## SOURCE DOCUMENT:
When the dust had ettled in the early 1960s, old East Main Street, lined with burlesque houses and bars, was gone. Gone was the original Commercial Place, where stevedores and merchants traded drinks in ancient taverns while they waited for ships to unload. Gone were the central city markets, where dozens of produce, dairy, meat and fish merchants sold their wares at small stands under mammoth roofs. Gone was the city’s old Union Station near the Elizabeth River, where travelers stepped off trains into the heart of the city. Gone was the entire neighborhood of Atlantic City. Gone was the city’s oldest core, a tight web of streets dating back to the city’s founding.

But the city didn’t just tear stuff down. In the place of the old, the city built: wide new roads, like St. Pauls Boulevard, Tidewater Drive, Virginia Beach Boulevard extension, Brambleton Avenue and the interstates; housing projects, including Roberts Park, Diggs Park, Young Park, Grandy Village, Bowling Park and others, which now ring downtown; new civic buildings, including a new City Hall, jail and courts complex, which would sit on a plaza nestled by freeway on-ramps; and vast windswept parking lots, where city officials would wait — and wait — for promised new investment to materialize.

How did the city afford all this? With lots and lots of nearly free federal money. Norfolk was first to take advantage of the 1949 Federal Housing Act, which paid 80 percent of urban renewal and gave cities new legal powers to take private property. The country had just finished winning a world war, and was ready to attempt and pay for drastic changes, even if a few eggs were broken to make this particular omelet.

Norfolk’s fervor in urban renewal traces back to its concept of “slums” and the city’s passion to get rid of them.

Even before World War II, city leaders looked out from the old City Hall and saw crumbling buildings with poor residents with few options. Many structures were wooden, and lacked indoor plumbing. A 1936 survey by the WPA showed that of 954 dwellings in on area between Monticello and Church Street (now St. Pauls Boulevard), 900 of them lacked flush toilets. About a third of the homes were in need of “major repair.”

Other buildings were more solid, made of brick and stone. But these were used for things city fathers weren’t proud of, like bar and burlesque shows. Of course, there were also family restaurants, hotels, tailors and offices, but these old-style establishments were not seen as anything special worth saving when a brand new city, one of highways, shopping malls and civic buildings, could be created.

## OBJECTIVE:
Transcribe everything in the passage on Norfolk's urban renewal from "But the city" down to "investment to materialize.", keeping each word and punctuation mark unchanged. Rely solely on the passage on Norfolk's urban renewal.

## RAW RECORDS:
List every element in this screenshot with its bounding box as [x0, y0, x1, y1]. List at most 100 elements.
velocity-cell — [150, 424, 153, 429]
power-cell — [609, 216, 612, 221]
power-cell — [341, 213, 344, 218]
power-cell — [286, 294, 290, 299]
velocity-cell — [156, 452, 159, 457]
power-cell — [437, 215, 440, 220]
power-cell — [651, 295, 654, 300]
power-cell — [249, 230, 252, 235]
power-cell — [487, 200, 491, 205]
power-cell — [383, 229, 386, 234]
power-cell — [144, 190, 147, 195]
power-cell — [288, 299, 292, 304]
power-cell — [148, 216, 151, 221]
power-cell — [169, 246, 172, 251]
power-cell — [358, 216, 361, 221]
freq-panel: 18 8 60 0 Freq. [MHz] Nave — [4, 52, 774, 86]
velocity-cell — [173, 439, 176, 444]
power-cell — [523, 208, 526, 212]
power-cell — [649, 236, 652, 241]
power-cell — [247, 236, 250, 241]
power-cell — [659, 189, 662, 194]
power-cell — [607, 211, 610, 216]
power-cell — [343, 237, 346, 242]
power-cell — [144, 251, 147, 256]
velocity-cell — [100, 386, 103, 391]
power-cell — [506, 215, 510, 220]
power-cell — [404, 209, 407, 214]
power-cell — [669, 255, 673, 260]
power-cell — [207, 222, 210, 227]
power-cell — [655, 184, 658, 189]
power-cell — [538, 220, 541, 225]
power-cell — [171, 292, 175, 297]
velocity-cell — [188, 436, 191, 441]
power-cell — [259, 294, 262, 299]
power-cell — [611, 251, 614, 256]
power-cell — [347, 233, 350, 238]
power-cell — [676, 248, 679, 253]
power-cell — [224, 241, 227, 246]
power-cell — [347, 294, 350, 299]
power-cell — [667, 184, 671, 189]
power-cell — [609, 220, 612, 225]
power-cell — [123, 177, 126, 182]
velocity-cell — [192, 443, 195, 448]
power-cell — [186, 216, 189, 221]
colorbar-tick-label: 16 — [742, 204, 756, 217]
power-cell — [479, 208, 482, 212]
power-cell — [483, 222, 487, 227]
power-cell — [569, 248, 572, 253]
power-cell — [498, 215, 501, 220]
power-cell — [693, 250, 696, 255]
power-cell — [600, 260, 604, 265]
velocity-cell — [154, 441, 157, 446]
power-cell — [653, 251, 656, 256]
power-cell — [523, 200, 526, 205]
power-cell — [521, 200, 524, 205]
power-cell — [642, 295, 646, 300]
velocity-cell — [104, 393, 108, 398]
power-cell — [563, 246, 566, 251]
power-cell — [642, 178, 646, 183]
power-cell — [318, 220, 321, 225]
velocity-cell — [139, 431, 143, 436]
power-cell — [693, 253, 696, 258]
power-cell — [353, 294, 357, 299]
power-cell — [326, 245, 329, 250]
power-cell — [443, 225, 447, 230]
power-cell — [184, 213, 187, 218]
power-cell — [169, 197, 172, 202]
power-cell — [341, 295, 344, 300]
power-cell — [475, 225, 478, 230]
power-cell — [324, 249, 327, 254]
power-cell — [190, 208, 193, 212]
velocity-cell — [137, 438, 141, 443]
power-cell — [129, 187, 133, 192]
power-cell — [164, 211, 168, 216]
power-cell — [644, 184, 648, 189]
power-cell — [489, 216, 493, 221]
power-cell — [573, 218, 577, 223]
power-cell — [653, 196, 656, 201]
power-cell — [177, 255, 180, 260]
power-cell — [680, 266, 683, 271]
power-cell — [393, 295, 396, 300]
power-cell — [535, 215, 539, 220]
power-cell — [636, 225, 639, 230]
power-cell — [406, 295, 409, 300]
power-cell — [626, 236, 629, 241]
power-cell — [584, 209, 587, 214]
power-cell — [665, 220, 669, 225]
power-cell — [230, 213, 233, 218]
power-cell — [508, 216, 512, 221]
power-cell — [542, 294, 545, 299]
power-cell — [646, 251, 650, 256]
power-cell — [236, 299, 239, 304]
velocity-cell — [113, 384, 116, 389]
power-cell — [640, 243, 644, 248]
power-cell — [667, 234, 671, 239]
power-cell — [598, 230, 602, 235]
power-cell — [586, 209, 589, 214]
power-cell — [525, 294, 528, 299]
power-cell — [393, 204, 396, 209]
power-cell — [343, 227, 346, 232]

## REPLY TO THE EXERCISE:
But the city didn’t just tear stuff down. In the place of the old, the city built: wide new roads, like St. Pauls Boulevard, Tidewater Drive, Virginia Beach Boulevard extension, Brambleton Avenue and the interstates; housing projects, including Roberts Park, Diggs Park, Young Park, Grandy Village, Bowling Park and others, which now ring downtown; new civic buildings, including a new City Hall, jail and courts complex, which would sit on a plaza nestled by freeway on-ramps; and vast windswept parking lots, where city officials would wait — and wait — for promised new investment to materialize.